| GIVEN TASK |
Where the word "such" occurs in a line, return that line.

[Data entries]
** Start **

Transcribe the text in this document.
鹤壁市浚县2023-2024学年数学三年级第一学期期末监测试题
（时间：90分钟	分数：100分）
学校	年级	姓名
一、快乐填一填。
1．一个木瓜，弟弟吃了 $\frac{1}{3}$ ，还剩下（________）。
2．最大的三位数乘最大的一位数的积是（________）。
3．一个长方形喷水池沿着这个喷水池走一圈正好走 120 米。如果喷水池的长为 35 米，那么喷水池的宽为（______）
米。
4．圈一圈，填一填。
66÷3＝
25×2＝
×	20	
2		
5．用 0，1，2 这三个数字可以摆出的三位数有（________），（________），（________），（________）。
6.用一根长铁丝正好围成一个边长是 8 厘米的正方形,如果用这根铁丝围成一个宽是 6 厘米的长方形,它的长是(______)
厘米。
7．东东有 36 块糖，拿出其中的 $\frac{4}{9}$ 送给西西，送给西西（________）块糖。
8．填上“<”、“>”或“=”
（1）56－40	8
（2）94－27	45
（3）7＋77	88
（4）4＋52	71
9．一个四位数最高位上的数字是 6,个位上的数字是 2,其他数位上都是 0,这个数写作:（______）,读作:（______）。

** End **
** Start **

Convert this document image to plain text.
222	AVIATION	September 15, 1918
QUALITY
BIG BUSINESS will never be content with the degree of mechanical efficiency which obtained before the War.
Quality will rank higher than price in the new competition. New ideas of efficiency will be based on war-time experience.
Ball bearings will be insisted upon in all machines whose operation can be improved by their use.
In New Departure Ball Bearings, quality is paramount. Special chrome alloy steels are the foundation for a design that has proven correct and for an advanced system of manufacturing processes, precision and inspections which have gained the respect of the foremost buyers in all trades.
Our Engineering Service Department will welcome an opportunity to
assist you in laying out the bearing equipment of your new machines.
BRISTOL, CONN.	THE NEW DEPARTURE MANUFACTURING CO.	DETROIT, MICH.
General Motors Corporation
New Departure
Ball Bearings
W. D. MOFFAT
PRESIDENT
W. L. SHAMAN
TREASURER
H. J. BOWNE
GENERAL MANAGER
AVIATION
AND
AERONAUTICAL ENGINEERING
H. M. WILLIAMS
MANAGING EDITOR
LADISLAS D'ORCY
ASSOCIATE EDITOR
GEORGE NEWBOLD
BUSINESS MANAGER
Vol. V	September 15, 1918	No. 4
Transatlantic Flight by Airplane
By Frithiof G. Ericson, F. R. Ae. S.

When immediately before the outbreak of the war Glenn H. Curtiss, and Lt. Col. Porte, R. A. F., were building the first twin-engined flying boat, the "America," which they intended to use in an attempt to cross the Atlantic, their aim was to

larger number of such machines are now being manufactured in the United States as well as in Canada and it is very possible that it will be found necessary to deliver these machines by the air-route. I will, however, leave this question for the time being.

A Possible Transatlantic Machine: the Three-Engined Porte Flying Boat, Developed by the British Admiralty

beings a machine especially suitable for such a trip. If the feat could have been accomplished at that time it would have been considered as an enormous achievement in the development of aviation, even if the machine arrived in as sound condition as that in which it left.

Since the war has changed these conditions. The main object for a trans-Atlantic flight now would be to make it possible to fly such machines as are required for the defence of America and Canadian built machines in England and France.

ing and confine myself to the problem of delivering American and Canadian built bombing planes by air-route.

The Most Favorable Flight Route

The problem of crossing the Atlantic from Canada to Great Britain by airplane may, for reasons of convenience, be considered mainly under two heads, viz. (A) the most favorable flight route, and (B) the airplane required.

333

** End **

| EXERCISE OUTPUT |
larger number of such machines are now being manufactured in the United States as well as in Canada and it is very possible that it will be found necessary to deliver these machines by the air-route. I will, however, leave this question for the time being.
beings a machine especially suitable for such a trip. If the feat could have been accomplished at that time it would have been considered as an enormous achievement in the development of aviation, even if the machine arrived in as sound condition as that in which it left.
Since the war has changed these conditions. The main object for a trans-Atlantic flight now would be to make it possible to fly such machines as are required for the defence of America and Canadian built machines in England and France.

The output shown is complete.